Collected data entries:
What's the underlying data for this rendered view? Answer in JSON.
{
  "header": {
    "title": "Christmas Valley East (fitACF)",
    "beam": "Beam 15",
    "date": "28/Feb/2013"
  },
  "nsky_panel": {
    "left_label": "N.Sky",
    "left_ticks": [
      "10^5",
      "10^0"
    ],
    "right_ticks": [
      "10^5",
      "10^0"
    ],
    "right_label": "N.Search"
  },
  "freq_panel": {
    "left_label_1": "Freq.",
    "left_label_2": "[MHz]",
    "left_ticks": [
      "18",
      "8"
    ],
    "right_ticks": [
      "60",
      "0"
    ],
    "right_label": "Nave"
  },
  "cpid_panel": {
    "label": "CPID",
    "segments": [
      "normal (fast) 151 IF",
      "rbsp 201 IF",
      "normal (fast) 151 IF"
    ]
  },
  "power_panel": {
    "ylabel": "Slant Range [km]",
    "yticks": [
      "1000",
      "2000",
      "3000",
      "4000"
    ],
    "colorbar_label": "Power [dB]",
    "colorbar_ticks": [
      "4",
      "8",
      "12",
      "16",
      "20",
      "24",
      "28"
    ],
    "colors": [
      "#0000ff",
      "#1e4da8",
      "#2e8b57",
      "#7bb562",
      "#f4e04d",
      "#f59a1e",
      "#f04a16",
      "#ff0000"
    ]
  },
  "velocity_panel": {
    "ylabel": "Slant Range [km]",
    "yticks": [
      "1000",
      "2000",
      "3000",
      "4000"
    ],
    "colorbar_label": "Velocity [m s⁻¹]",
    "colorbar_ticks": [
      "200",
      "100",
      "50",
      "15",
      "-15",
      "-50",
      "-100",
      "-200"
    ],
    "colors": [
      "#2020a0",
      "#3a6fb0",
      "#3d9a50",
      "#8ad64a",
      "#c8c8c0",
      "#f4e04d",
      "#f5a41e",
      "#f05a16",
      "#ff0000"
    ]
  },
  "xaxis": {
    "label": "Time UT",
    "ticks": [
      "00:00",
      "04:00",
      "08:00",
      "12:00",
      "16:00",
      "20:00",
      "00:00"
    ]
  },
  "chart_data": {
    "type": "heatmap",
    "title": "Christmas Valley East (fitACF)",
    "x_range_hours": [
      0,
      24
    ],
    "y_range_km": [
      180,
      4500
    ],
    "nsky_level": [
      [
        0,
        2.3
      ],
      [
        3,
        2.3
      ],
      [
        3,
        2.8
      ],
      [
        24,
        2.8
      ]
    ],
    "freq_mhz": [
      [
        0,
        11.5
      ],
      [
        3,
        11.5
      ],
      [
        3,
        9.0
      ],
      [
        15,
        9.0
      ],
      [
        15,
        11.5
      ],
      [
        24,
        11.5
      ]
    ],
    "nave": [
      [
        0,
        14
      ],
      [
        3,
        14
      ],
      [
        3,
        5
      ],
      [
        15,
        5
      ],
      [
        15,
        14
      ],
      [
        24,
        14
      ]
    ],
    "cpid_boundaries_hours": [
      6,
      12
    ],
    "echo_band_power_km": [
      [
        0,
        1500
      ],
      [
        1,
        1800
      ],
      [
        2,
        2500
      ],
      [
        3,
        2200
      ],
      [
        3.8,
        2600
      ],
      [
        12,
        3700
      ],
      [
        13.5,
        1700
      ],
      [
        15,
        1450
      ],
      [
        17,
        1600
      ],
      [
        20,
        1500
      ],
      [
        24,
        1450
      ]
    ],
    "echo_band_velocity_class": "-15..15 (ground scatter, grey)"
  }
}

EXERCISE INSTRUCTIONS: Repeat every entry exactly as written above.

RESULT BELOW:
What's the underlying data for this rendered view? Answer in JSON.
{
  "header": {
    "title": "Christmas Valley East (fitACF)",
    "beam": "Beam 15",
    "date": "28/Feb/2013"
  },
  "nsky_panel": {
    "left_label": "N.Sky",
    "left_ticks": [
      "10^5",
      "10^0"
    ],
    "right_ticks": [
      "10^5",
      "10^0"
    ],
    "right_label": "N.Search"
  },
  "freq_panel": {
    "left_label_1": "Freq.",
    "left_label_2": "[MHz]",
    "left_ticks": [
      "18",
      "8"
    ],
    "right_ticks": [
      "60",
      "0"
    ],
    "right_label": "Nave"
  },
  "cpid_panel": {
    "label": "CPID",
    "segments": [
      "normal (fast) 151 IF",
      "rbsp 201 IF",
      "normal (fast) 151 IF"
    ]
  },
  "power_panel": {
    "ylabel": "Slant Range [km]",
    "yticks": [
      "1000",
      "2000",
      "3000",
      "4000"
    ],
    "colorbar_label": "Power [dB]",
    "colorbar_ticks": [
      "4",
      "8",
      "12",
      "16",
      "20",
      "24",
      "28"
    ],
    "colors": [
      "#0000ff",
      "#1e4da8",
      "#2e8b57",
      "#7bb562",
      "#f4e04d",
      "#f59a1e",
      "#f04a16",
      "#ff0000"
    ]
  },
  "velocity_panel": {
    "ylabel": "Slant Range [km]",
    "yticks": [
      "1000",
      "2000",
      "3000",
      "4000"
    ],
    "colorbar_label": "Velocity [m s⁻¹]",
    "colorbar_ticks": [
      "200",
      "100",
      "50",
      "15",
      "-15",
      "-50",
      "-100",
      "-200"
    ],
    "colors": [
      "#2020a0",
      "#3a6fb0",
      "#3d9a50",
      "#8ad64a",
      "#c8c8c0",
      "#f4e04d",
      "#f5a41e",
      "#f05a16",
      "#ff0000"
    ]
  },
  "xaxis": {
    "label": "Time UT",
    "ticks": [
      "00:00",
      "04:00",
      "08:00",
      "12:00",
      "16:00",
      "20:00",
      "00:00"
    ]
  },
  "chart_data": {
    "type": "heatmap",
    "title": "Christmas Valley East (fitACF)",
    "x_range_hours": [
      0,
      24
    ],
    "y_range_km": [
      180,
      4500
    ],
    "nsky_level": [
      [
        0,
        2.3
      ],
      [
        3,
        2.3
      ],
      [
        3,
        2.8
      ],
      [
        24,
        2.8
      ]
    ],
    "freq_mhz": [
      [
        0,
        11.5
      ],
      [
        3,
        11.5
      ],
      [
        3,
        9.0
      ],
      [
        15,
        9.0
      ],
      [
        15,
        11.5
      ],
      [
        24,
        11.5
      ]
    ],
    "nave": [
      [
        0,
        14
      ],
      [
        3,
        14
      ],
      [
        3,
        5
      ],
      [
        15,
        5
      ],
      [
        15,
        14
      ],
      [
        24,
        14
      ]
    ],
    "cpid_boundaries_hours": [
      6,
      12
    ],
    "echo_band_power_km": [
      [
        0,
        1500
      ],
      [
        1,
        1800
      ],
      [
        2,
        2500
      ],
      [
        3,
        2200
      ],
      [
        3.8,
        2600
      ],
      [
        12,
        3700
      ],
      [
        13.5,
        1700
      ],
      [
        15,
        1450
      ],
      [
        17,
        1600
      ],
      [
        20,
        1500
      ],
      [
        24,
        1450
      ]
    ],
    "echo_band_velocity_class": "-15..15 (ground scatter, grey)"
  }
}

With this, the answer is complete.